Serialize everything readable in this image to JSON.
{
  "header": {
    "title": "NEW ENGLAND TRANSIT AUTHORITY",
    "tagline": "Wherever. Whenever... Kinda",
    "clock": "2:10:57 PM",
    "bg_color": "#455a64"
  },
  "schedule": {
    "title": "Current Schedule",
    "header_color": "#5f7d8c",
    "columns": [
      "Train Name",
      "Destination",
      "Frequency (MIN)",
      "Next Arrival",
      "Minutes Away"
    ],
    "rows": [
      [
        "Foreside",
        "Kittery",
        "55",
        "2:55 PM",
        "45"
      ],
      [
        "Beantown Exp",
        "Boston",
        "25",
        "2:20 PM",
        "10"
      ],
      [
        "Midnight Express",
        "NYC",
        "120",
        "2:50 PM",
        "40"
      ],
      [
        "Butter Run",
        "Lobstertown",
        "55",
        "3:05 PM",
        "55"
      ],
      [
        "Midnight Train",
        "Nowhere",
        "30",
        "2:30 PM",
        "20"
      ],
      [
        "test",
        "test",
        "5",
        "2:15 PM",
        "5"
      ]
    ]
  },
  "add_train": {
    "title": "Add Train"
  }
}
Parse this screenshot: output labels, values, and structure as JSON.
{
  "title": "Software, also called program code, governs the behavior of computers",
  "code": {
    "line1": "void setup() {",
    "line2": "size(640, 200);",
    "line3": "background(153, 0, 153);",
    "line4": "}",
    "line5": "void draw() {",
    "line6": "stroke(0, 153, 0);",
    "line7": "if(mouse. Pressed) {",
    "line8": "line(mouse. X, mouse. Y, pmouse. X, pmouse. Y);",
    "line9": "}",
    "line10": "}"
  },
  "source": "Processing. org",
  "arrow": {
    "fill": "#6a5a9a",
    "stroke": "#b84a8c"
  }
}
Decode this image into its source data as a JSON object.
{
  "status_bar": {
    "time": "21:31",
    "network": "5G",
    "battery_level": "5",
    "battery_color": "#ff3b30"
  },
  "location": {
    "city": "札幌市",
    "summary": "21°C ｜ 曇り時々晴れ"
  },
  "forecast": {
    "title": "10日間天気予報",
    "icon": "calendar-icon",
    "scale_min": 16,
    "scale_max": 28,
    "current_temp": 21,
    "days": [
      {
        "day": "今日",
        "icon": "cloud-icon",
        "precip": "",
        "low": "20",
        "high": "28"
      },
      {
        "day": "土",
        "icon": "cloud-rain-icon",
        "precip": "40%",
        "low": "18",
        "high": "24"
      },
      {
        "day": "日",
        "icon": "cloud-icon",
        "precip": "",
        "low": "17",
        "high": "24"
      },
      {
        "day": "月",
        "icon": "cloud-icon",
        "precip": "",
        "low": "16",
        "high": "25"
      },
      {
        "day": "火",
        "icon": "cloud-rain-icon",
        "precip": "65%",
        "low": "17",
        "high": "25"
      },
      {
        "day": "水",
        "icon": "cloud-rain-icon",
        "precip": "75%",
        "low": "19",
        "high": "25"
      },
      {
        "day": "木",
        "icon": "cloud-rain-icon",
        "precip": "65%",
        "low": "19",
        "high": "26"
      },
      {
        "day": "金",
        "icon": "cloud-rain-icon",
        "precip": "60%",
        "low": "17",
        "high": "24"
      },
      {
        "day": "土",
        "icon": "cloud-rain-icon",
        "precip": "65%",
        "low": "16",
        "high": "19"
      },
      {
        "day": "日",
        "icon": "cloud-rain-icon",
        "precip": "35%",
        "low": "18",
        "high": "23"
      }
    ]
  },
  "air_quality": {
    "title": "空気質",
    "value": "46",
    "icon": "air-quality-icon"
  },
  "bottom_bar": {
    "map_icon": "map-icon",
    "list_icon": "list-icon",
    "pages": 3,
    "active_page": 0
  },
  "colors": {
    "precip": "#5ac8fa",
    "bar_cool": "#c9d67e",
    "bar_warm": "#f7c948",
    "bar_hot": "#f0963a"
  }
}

++++

> Aim:
Which lines above hold the word "source"? Copy each of them.

> Right answer:
  "source": "Processing. org",
Decode this image into its source data as a JSON object.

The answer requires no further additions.